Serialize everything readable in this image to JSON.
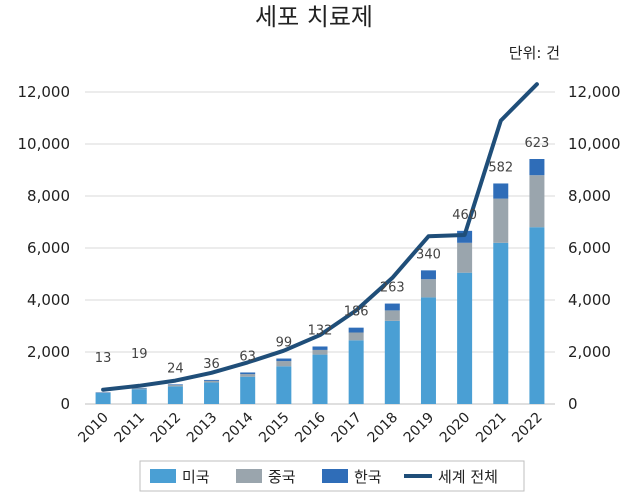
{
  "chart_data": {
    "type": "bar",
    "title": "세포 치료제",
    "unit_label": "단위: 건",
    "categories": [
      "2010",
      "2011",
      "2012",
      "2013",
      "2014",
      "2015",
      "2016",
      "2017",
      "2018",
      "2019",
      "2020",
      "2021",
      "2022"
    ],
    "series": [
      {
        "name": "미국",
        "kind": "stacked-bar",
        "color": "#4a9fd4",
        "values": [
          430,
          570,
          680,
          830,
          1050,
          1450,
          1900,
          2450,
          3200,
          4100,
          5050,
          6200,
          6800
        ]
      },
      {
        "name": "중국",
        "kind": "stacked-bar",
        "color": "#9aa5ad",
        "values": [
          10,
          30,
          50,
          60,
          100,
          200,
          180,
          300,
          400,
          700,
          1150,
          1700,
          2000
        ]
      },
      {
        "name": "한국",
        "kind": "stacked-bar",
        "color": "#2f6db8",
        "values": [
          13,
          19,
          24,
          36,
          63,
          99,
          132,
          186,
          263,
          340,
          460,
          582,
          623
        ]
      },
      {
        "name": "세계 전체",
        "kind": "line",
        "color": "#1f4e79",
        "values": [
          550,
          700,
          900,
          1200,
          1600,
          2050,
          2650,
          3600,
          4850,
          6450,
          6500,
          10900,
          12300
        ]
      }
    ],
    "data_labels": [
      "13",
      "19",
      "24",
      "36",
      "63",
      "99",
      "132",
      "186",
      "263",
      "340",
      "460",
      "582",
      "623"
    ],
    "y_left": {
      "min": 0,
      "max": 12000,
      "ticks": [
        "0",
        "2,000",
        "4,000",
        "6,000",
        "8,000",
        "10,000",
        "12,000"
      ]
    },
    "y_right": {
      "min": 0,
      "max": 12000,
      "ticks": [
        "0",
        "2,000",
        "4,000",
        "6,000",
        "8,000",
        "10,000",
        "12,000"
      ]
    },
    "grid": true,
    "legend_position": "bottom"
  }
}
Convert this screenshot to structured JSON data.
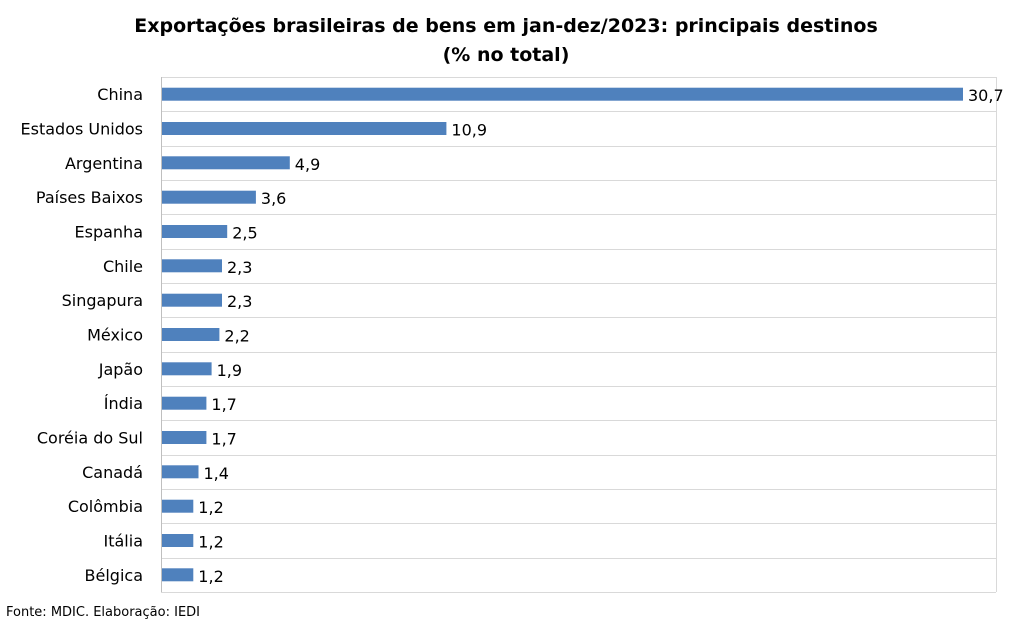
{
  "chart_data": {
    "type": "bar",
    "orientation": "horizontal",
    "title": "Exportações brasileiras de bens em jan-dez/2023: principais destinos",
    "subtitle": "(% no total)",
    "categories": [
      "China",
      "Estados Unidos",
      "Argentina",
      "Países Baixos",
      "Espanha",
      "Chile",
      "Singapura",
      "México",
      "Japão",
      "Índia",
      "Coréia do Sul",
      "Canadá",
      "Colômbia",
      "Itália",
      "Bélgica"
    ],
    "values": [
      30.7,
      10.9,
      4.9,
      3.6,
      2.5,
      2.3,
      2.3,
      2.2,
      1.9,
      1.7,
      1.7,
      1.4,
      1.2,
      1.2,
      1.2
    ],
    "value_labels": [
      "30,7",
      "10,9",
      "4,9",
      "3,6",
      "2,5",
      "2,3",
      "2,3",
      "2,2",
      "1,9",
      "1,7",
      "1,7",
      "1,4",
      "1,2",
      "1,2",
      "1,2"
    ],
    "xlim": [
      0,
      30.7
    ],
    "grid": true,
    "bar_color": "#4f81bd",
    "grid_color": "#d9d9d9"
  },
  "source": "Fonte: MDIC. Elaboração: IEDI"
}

What the task asks
Which lines above contain the word "this"? Copy each of them.

Response
Serialize everything readable in this image to JSON.
Convert this screenshot to structured JSON data.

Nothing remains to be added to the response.